* start *

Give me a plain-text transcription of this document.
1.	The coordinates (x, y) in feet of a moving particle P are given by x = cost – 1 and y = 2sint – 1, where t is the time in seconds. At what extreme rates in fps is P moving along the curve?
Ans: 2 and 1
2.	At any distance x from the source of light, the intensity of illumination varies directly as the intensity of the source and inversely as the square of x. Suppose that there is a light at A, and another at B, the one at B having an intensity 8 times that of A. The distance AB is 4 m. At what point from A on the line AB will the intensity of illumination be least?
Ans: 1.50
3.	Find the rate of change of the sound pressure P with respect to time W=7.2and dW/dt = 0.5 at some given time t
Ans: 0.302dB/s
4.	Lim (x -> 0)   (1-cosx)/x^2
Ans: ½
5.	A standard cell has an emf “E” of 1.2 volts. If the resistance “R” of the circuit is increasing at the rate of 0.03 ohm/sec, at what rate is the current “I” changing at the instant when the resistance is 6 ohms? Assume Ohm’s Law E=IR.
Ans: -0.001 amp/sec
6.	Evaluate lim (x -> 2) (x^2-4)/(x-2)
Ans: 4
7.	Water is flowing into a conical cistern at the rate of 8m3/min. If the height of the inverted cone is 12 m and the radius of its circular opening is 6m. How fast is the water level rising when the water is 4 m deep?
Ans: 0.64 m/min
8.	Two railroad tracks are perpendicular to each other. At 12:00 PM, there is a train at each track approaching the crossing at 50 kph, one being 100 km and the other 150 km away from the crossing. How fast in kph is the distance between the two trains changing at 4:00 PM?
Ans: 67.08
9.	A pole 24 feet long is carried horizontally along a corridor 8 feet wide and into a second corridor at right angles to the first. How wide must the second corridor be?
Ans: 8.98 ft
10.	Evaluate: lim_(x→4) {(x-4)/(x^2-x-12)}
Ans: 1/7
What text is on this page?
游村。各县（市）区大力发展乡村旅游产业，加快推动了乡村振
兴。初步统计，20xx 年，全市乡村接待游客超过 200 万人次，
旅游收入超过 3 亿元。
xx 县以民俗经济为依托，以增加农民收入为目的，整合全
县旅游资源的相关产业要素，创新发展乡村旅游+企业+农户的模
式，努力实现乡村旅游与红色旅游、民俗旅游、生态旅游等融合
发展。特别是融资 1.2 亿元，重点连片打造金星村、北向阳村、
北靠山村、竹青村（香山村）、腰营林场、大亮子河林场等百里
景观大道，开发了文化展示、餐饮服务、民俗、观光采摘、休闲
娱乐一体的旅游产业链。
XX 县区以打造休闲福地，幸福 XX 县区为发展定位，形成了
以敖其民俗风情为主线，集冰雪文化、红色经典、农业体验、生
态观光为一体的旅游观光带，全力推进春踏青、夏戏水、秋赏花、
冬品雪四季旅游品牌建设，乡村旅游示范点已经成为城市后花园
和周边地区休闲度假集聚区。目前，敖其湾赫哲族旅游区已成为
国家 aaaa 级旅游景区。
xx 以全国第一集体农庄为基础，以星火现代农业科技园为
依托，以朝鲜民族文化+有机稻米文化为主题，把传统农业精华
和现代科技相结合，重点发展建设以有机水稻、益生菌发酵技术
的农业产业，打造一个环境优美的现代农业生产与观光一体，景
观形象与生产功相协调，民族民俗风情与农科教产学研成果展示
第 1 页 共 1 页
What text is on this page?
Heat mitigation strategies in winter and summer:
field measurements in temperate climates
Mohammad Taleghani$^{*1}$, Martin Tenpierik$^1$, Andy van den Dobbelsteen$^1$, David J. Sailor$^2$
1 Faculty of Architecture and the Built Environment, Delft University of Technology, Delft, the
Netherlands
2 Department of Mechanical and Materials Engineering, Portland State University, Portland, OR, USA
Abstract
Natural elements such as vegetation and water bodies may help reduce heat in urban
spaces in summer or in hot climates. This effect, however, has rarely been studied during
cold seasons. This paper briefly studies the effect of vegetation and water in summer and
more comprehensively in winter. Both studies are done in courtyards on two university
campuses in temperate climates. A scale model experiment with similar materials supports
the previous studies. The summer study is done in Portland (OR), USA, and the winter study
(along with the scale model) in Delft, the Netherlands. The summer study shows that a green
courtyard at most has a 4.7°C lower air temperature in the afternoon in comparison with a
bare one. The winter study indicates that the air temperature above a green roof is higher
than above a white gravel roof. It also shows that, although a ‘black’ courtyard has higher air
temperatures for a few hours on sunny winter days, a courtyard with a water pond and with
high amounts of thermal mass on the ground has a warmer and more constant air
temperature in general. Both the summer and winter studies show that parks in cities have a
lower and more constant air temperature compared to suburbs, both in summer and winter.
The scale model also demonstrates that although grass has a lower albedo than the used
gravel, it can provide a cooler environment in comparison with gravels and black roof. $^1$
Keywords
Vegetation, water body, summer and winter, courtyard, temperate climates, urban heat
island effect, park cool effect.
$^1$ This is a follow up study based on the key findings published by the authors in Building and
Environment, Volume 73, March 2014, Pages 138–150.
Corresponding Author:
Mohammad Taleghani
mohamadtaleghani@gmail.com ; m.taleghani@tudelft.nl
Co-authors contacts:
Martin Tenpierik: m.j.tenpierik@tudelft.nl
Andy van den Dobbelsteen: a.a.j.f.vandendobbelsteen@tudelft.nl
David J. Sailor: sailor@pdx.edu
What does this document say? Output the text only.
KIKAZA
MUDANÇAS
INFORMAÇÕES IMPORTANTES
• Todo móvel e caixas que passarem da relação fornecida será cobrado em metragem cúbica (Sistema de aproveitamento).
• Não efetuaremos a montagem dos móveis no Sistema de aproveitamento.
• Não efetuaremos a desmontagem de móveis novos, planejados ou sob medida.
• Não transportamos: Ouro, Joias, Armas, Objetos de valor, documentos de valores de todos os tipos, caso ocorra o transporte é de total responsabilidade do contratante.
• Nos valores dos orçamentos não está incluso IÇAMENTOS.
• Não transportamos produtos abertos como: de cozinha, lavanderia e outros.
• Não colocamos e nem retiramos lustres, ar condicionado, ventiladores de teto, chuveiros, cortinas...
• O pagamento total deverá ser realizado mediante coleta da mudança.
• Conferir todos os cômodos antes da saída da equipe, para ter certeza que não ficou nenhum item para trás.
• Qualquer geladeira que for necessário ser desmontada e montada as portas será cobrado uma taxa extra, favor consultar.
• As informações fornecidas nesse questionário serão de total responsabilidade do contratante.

* end *

REQUEST: Work out how many lines of the material above contain the word "Martin", then give only that figure.

REPLY: 2